[Exercise brief]: Pull out every line below containing the word "image".

[Data lines]:

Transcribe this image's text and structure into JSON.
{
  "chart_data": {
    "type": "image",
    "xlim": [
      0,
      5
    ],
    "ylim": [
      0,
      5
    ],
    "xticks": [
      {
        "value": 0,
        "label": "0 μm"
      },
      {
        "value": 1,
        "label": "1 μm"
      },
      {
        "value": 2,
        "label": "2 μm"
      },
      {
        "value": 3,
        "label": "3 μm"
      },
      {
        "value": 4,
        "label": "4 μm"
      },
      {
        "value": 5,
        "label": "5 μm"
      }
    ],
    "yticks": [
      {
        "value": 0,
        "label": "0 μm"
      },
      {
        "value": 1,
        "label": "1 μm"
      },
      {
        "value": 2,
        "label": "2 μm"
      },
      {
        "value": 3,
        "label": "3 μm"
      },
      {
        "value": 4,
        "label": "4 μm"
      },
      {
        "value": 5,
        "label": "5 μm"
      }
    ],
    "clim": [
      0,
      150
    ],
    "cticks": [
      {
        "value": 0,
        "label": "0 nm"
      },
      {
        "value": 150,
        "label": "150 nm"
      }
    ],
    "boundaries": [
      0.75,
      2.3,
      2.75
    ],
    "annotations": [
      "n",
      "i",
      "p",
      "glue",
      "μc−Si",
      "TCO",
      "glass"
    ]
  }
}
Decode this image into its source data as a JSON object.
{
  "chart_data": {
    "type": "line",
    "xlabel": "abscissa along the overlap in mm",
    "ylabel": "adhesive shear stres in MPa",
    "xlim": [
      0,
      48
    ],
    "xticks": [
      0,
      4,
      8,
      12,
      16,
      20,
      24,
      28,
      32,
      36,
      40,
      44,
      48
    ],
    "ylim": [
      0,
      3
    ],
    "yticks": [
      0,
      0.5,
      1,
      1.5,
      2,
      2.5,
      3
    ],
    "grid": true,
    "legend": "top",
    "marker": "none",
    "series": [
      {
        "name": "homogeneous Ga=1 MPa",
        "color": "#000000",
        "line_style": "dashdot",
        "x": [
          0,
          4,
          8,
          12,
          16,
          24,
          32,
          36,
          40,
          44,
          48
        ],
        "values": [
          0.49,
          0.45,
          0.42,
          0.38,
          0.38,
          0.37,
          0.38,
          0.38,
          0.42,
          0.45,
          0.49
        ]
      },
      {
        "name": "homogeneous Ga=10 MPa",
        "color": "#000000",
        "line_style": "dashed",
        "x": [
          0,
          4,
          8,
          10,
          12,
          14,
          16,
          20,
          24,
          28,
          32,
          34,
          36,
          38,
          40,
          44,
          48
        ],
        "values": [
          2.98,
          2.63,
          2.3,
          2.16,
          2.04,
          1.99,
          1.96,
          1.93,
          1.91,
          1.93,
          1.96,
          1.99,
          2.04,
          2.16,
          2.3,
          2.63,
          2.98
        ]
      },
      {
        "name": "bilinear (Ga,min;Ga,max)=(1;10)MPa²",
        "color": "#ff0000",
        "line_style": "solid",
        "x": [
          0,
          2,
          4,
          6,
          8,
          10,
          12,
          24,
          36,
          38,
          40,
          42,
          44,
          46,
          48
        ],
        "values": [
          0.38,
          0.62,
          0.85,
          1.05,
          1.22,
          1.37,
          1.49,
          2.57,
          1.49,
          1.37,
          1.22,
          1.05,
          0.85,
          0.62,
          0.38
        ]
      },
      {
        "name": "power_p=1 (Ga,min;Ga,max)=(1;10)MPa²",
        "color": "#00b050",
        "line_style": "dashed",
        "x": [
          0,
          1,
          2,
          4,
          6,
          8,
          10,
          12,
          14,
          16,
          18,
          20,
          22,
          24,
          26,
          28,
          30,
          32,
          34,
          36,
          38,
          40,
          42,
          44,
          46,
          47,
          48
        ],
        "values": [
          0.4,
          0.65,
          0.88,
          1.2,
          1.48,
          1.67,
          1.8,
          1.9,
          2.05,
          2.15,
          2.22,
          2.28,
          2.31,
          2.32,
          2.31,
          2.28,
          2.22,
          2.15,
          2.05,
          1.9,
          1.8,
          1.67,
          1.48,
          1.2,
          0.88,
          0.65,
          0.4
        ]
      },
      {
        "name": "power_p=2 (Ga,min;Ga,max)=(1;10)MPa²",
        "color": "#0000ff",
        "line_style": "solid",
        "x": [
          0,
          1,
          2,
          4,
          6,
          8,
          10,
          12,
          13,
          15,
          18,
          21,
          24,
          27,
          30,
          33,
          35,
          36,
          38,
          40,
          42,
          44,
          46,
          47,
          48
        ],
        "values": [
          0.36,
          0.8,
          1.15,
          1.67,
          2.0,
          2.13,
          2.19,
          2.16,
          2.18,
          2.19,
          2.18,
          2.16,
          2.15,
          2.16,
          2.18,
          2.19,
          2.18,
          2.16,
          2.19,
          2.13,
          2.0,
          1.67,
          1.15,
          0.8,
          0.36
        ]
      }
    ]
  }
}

[Response]:
Transcribe this image's text and structure into JSON.
    "type": "image",
Decode this image into its source data as a JSON object.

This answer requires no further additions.